» DIRECTION: Reproduce all entries verbatim, with nothing added or dropped.

___ SUPPLIED ENTRIES ___

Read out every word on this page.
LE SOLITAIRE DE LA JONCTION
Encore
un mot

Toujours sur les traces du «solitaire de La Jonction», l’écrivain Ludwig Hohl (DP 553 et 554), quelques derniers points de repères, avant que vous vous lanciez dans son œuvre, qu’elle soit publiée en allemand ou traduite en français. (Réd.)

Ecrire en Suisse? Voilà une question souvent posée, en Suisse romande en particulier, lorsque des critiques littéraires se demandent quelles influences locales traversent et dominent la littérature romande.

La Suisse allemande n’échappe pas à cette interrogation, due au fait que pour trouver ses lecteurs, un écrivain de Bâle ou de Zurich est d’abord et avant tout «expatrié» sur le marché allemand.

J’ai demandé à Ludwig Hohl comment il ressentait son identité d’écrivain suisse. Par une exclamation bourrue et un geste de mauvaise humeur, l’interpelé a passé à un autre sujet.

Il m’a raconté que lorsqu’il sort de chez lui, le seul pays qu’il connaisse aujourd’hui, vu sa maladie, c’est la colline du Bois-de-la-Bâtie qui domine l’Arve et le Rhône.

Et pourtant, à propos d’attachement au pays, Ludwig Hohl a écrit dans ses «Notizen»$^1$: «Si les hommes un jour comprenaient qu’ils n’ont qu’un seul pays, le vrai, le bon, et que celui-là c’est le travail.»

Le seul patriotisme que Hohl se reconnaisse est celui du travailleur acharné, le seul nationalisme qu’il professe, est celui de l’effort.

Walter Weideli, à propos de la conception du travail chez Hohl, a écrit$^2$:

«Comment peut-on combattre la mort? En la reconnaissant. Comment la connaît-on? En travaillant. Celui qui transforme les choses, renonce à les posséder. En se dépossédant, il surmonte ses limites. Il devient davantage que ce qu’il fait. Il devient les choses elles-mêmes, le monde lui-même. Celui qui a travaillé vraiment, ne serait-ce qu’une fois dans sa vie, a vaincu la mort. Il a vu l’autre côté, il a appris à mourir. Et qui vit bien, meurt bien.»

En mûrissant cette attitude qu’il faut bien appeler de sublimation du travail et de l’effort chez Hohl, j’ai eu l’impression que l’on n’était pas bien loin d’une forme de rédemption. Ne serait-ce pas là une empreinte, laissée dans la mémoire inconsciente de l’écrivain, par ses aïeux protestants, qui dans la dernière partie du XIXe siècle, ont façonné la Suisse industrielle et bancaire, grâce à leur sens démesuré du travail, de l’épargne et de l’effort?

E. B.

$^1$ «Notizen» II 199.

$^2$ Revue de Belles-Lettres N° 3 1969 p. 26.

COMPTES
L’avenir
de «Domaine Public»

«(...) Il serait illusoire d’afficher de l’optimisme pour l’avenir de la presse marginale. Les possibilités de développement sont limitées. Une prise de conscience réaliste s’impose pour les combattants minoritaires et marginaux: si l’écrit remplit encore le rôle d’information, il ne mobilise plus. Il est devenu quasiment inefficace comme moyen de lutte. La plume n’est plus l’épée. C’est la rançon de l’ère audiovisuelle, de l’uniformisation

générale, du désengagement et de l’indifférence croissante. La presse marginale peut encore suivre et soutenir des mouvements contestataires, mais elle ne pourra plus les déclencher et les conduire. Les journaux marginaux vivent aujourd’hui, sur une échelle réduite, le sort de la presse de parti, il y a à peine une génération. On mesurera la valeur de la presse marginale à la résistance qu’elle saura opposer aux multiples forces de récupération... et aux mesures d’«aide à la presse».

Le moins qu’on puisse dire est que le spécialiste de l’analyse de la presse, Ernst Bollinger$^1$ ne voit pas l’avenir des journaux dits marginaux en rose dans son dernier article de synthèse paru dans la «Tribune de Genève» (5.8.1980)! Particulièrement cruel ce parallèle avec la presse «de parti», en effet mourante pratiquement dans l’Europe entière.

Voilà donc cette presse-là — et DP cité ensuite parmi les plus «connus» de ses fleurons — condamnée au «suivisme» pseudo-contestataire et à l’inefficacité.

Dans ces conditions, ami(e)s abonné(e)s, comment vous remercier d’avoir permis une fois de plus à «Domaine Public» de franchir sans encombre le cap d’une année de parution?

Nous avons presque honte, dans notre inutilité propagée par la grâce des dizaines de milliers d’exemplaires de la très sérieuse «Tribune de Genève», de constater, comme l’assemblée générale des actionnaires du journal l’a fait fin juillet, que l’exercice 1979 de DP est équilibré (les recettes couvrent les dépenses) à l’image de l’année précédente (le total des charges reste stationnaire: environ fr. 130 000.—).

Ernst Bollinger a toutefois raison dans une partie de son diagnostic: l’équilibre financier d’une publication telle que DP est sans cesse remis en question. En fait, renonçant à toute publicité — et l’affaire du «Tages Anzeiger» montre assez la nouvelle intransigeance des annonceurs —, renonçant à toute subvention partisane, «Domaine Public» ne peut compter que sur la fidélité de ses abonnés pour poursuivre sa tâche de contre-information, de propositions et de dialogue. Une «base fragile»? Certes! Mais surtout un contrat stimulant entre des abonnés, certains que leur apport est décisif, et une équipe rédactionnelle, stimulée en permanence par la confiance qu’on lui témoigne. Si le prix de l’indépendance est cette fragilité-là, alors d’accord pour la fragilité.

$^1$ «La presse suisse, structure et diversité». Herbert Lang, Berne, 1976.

___

» WORKED SOLUTION:
Read out every word on this page.
LE SOLITAIRE DE LA JONCTION
Encore
un mot

Toujours sur les traces du «solitaire de La Jonction», l’écrivain Ludwig Hohl (DP 553 et 554), quelques derniers points de repères, avant que vous vous lanciez dans son œuvre, qu’elle soit publiée en allemand ou traduite en français. (Réd.)

Ecrire en Suisse? Voilà une question souvent posée, en Suisse romande en particulier, lorsque des critiques littéraires se demandent quelles influences locales traversent et dominent la littérature romande.

La Suisse allemande n’échappe pas à cette interrogation, due au fait que pour trouver ses lecteurs, un écrivain de Bâle ou de Zurich est d’abord et avant tout «expatrié» sur le marché allemand.

J’ai demandé à Ludwig Hohl comment il ressentait son identité d’écrivain suisse. Par une exclamation bourrue et un geste de mauvaise humeur, l’interpelé a passé à un autre sujet.

Il m’a raconté que lorsqu’il sort de chez lui, le seul pays qu’il connaisse aujourd’hui, vu sa maladie, c’est la colline du Bois-de-la-Bâtie qui domine l’Arve et le Rhône.

Et pourtant, à propos d’attachement au pays, Ludwig Hohl a écrit dans ses «Notizen»$^1$: «Si les hommes un jour comprenaient qu’ils n’ont qu’un seul pays, le vrai, le bon, et que celui-là c’est le travail.»

Le seul patriotisme que Hohl se reconnaisse est celui du travailleur acharné, le seul nationalisme qu’il professe, est celui de l’effort.

Walter Weideli, à propos de la conception du travail chez Hohl, a écrit$^2$:

«Comment peut-on combattre la mort? En la reconnaissant. Comment la connaît-on? En travaillant. Celui qui transforme les choses, renonce à les posséder. En se dépossédant, il surmonte ses limites. Il devient davantage que ce qu’il fait. Il devient les choses elles-mêmes, le monde lui-même. Celui qui a travaillé vraiment, ne serait-ce qu’une fois dans sa vie, a vaincu la mort. Il a vu l’autre côté, il a appris à mourir. Et qui vit bien, meurt bien.»

En mûrissant cette attitude qu’il faut bien appeler de sublimation du travail et de l’effort chez Hohl, j’ai eu l’impression que l’on n’était pas bien loin d’une forme de rédemption. Ne serait-ce pas là une empreinte, laissée dans la mémoire inconsciente de l’écrivain, par ses aïeux protestants, qui dans la dernière partie du XIXe siècle, ont façonné la Suisse industrielle et bancaire, grâce à leur sens démesuré du travail, de l’épargne et de l’effort?

E. B.

$^1$ «Notizen» II 199.

$^2$ Revue de Belles-Lettres N° 3 1969 p. 26.

COMPTES
L’avenir
de «Domaine Public»

«(...) Il serait illusoire d’afficher de l’optimisme pour l’avenir de la presse marginale. Les possibilités de développement sont limitées. Une prise de conscience réaliste s’impose pour les combattants minoritaires et marginaux: si l’écrit remplit encore le rôle d’information, il ne mobilise plus. Il est devenu quasiment inefficace comme moyen de lutte. La plume n’est plus l’épée. C’est la rançon de l’ère audiovisuelle, de l’uniformisation

générale, du désengagement et de l’indifférence croissante. La presse marginale peut encore suivre et soutenir des mouvements contestataires, mais elle ne pourra plus les déclencher et les conduire. Les journaux marginaux vivent aujourd’hui, sur une échelle réduite, le sort de la presse de parti, il y a à peine une génération. On mesurera la valeur de la presse marginale à la résistance qu’elle saura opposer aux multiples forces de récupération... et aux mesures d’«aide à la presse».

Le moins qu’on puisse dire est que le spécialiste de l’analyse de la presse, Ernst Bollinger$^1$ ne voit pas l’avenir des journaux dits marginaux en rose dans son dernier article de synthèse paru dans la «Tribune de Genève» (5.8.1980)! Particulièrement cruel ce parallèle avec la presse «de parti», en effet mourante pratiquement dans l’Europe entière.

Voilà donc cette presse-là — et DP cité ensuite parmi les plus «connus» de ses fleurons — condamnée au «suivisme» pseudo-contestataire et à l’inefficacité.

Dans ces conditions, ami(e)s abonné(e)s, comment vous remercier d’avoir permis une fois de plus à «Domaine Public» de franchir sans encombre le cap d’une année de parution?

Nous avons presque honte, dans notre inutilité propagée par la grâce des dizaines de milliers d’exemplaires de la très sérieuse «Tribune de Genève», de constater, comme l’assemblée générale des actionnaires du journal l’a fait fin juillet, que l’exercice 1979 de DP est équilibré (les recettes couvrent les dépenses) à l’image de l’année précédente (le total des charges reste stationnaire: environ fr. 130 000.—).

Ernst Bollinger a toutefois raison dans une partie de son diagnostic: l’équilibre financier d’une publication telle que DP est sans cesse remis en question. En fait, renonçant à toute publicité — et l’affaire du «Tages Anzeiger» montre assez la nouvelle intransigeance des annonceurs —, renonçant à toute subvention partisane, «Domaine Public» ne peut compter que sur la fidélité de ses abonnés pour poursuivre sa tâche de contre-information, de propositions et de dialogue. Une «base fragile»? Certes! Mais surtout un contrat stimulant entre des abonnés, certains que leur apport est décisif, et une équipe rédactionnelle, stimulée en permanence par la confiance qu’on lui témoigne. Si le prix de l’indépendance est cette fragilité-là, alors d’accord pour la fragilité.

$^1$ «La presse suisse, structure et diversité». Herbert Lang, Berne, 1976.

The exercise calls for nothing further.